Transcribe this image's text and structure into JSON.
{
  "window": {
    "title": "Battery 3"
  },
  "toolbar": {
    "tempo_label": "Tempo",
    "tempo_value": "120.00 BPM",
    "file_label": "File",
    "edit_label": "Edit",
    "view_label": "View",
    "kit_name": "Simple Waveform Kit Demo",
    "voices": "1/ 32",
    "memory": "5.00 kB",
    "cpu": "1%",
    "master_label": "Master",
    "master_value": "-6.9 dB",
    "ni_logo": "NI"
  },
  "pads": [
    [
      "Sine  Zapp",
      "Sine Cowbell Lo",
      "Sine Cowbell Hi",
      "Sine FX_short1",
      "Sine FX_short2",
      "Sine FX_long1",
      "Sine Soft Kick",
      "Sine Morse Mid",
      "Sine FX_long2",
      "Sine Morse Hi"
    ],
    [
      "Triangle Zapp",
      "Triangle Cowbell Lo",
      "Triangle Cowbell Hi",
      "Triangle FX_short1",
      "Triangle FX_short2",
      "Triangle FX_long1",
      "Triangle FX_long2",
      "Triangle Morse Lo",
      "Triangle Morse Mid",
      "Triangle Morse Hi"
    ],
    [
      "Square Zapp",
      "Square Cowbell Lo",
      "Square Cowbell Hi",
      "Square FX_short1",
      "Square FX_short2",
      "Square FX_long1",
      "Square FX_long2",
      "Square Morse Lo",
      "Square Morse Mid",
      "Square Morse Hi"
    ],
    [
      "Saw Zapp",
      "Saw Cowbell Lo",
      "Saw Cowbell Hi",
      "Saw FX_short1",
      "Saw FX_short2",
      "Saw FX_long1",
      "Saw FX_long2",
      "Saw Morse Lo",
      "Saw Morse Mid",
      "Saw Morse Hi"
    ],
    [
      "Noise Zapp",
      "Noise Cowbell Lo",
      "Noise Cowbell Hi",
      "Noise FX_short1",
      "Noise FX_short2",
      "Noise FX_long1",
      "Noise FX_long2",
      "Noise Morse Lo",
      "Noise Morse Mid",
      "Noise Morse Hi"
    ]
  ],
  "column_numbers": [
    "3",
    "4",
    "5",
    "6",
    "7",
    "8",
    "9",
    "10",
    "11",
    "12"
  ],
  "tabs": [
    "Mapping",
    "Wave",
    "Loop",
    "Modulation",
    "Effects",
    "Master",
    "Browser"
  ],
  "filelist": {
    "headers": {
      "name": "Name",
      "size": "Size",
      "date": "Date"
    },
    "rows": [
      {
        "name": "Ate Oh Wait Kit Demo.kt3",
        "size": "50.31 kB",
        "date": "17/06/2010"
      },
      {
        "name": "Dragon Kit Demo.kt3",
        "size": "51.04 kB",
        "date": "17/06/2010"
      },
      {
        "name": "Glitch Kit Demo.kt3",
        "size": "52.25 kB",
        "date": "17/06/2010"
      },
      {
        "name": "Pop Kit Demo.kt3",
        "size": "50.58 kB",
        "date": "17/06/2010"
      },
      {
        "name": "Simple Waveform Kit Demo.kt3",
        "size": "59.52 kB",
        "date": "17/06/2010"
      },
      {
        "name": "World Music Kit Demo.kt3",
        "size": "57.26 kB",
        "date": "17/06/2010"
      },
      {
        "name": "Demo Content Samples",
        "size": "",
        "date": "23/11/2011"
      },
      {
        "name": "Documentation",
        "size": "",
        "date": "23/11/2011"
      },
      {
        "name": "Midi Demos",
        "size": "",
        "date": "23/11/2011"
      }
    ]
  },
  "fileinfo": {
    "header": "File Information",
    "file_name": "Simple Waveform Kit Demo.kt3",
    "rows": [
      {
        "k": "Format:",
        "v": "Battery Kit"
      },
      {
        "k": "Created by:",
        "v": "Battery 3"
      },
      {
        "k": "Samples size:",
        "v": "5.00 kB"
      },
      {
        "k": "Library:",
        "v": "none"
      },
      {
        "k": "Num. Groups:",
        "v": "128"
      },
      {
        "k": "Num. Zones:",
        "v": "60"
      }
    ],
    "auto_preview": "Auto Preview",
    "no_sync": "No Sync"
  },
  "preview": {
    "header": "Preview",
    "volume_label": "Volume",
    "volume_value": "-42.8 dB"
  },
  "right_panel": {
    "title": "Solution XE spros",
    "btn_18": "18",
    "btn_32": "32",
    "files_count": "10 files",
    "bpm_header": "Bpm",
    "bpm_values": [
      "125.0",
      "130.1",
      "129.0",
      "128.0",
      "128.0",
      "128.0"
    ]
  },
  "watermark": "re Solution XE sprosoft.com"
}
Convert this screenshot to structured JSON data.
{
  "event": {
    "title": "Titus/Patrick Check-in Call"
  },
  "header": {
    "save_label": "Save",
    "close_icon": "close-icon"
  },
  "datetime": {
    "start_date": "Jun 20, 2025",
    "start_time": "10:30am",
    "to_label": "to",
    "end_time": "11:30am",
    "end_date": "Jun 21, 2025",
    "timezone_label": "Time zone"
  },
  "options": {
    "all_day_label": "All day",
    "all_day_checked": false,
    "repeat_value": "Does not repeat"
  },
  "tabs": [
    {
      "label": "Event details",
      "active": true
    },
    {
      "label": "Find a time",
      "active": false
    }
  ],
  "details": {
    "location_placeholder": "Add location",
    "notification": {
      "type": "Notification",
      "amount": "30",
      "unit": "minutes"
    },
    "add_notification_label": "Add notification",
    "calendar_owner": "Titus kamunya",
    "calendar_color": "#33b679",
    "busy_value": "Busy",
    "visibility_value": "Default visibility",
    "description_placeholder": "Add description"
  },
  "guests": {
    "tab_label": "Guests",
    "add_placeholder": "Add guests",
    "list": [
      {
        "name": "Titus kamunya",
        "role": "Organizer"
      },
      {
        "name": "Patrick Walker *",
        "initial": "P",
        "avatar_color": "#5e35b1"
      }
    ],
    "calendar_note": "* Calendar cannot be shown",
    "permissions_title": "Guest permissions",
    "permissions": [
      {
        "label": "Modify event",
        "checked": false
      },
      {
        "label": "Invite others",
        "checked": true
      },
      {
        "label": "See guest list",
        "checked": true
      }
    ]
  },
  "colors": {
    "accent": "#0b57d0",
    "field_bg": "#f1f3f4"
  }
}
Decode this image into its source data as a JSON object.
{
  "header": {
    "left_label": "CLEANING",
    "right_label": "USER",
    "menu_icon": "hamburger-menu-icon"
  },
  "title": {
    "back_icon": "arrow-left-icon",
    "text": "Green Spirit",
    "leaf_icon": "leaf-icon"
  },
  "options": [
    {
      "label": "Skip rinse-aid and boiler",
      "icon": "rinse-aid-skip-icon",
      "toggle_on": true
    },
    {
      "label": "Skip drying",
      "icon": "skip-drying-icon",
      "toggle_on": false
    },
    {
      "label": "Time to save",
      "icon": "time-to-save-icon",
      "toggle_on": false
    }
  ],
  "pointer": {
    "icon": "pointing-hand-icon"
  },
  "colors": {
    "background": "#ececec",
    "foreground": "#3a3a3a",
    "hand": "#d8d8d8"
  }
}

> **Task instructions**:
Pick out each line containing "Triangle" and report it.

> **Finished task**:
      "Triangle Zapp",
      "Triangle Cowbell Lo",
      "Triangle Cowbell Hi",
      "Triangle FX_short1",
      "Triangle FX_short2",
      "Triangle FX_long1",
      "Triangle FX_long2",
      "Triangle Morse Lo",
      "Triangle Morse Mid",
      "Triangle Morse Hi"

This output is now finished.